Given a C program, generate a graphical call tree.

A call tree is a tree where the nodes represent stack frames, and the connections represent nested function calls. For example, here is a simple C program and its call tree:

#include <stdio.h>

int foo() {
    return 4;
}

int bar(int a) {
    return a + 2;
}

int baz(int a, int b) {
    return a + foo() + bar(a)*bar(b);
}

int main() {
    int a = baz(1, 2);
    printf("%d\n", a);
    return 0;
}

call tree

Layout

The layout of a call tree is as follows:

  • The top function is always main().
  • On the next level below are all of the functions that main calls, in order of calling (top-to-bottom, left-to-right).
  • On the next level are all of the functions that those functions call, and so on.
  • The leaves of the tree are functions which do not call other functions, or are standard library functions (which are treated as black boxes).
  • Each function (with its argument list) is in a rectangle, large enough that the function name and argument list isn't touching the rectangle's borders.

DATASET EXCERPT

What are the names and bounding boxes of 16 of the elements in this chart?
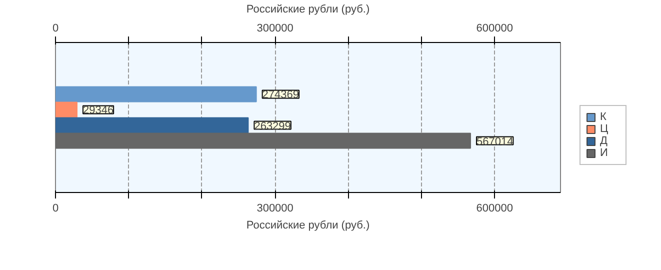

SET PROBLEM
Translate this sentence from the call-tree excerpt into Spanish: "A call tree is a tree where the nodes represent stack frames, and the connections represent nested function calls."

FINISHED EXERCISE
Un árbol de llamadas es un árbol en el que los nodos representan marcos de pila y las conexiones representan llamadas a funciones anidadas.